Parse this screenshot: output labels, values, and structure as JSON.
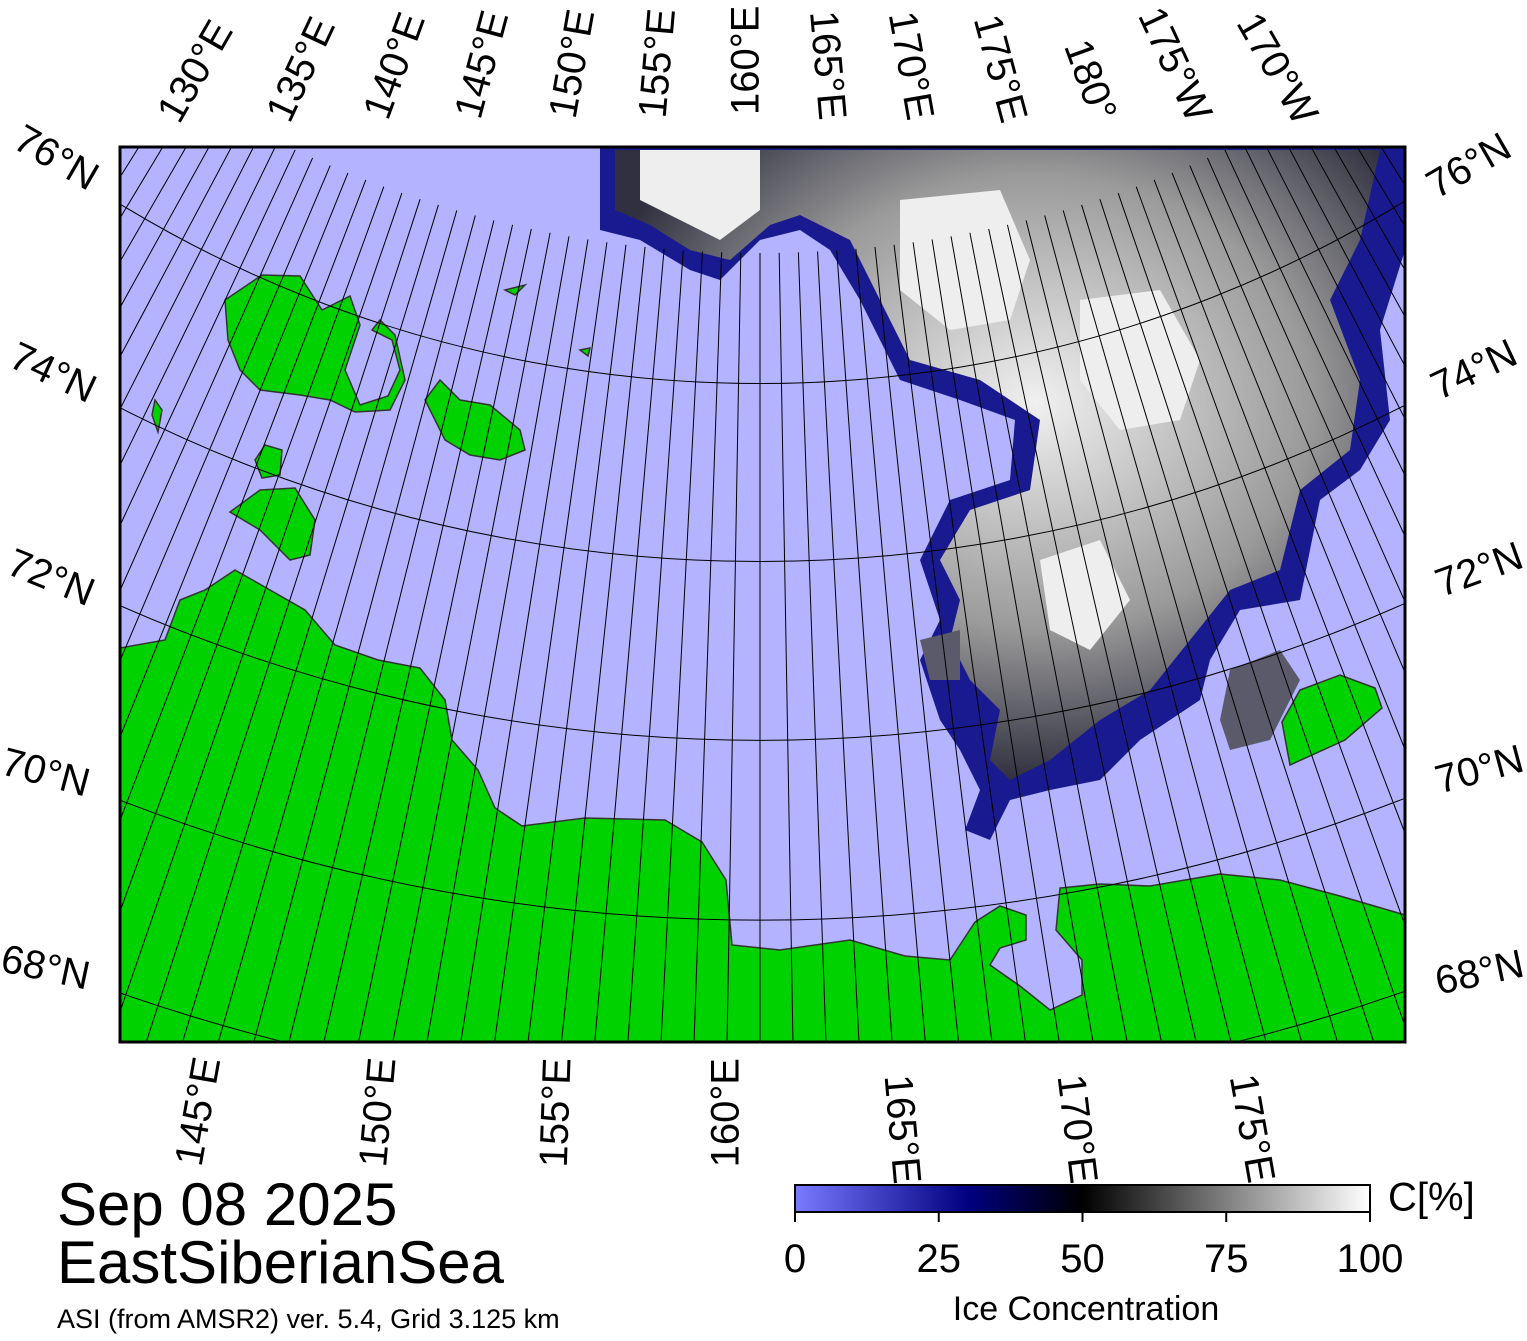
{
  "map": {
    "date": "Sep 08 2025",
    "region": "EastSiberianSea",
    "source": "ASI (from AMSR2) ver. 5.4,  Grid 3.125 km",
    "top_lon_labels": [
      "130°E",
      "135°E",
      "140°E",
      "145°E",
      "150°E",
      "155°E",
      "160°E",
      "165°E",
      "170°E",
      "175°E",
      "180°",
      "175°W",
      "170°W"
    ],
    "bottom_lon_labels": [
      "145°E",
      "150°E",
      "155°E",
      "160°E",
      "165°E",
      "170°E",
      "175°E"
    ],
    "left_lat_labels": [
      "76°N",
      "74°N",
      "72°N",
      "70°N",
      "68°N"
    ],
    "right_lat_labels": [
      "76°N",
      "74°N",
      "72°N",
      "70°N",
      "68°N"
    ],
    "colorbar": {
      "unit": "C[%]",
      "label": "Ice Concentration",
      "range": [
        0,
        100
      ],
      "ticks": [
        0,
        25,
        50,
        75,
        100
      ]
    }
  }
}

▶ Challenge: Transcribe the preceding listing in its entirety and with exact wording, leaving out pictures.

▶ Reply:
Parse this screenshot: output labels, values, and structure as JSON.
{
  "map": {
    "date": "Sep 08 2025",
    "region": "EastSiberianSea",
    "source": "ASI (from AMSR2) ver. 5.4,  Grid 3.125 km",
    "top_lon_labels": [
      "130°E",
      "135°E",
      "140°E",
      "145°E",
      "150°E",
      "155°E",
      "160°E",
      "165°E",
      "170°E",
      "175°E",
      "180°",
      "175°W",
      "170°W"
    ],
    "bottom_lon_labels": [
      "145°E",
      "150°E",
      "155°E",
      "160°E",
      "165°E",
      "170°E",
      "175°E"
    ],
    "left_lat_labels": [
      "76°N",
      "74°N",
      "72°N",
      "70°N",
      "68°N"
    ],
    "right_lat_labels": [
      "76°N",
      "74°N",
      "72°N",
      "70°N",
      "68°N"
    ],
    "colorbar": {
      "unit": "C[%]",
      "label": "Ice Concentration",
      "range": [
        0,
        100
      ],
      "ticks": [
        0,
        25,
        50,
        75,
        100
      ]
    }
  }
}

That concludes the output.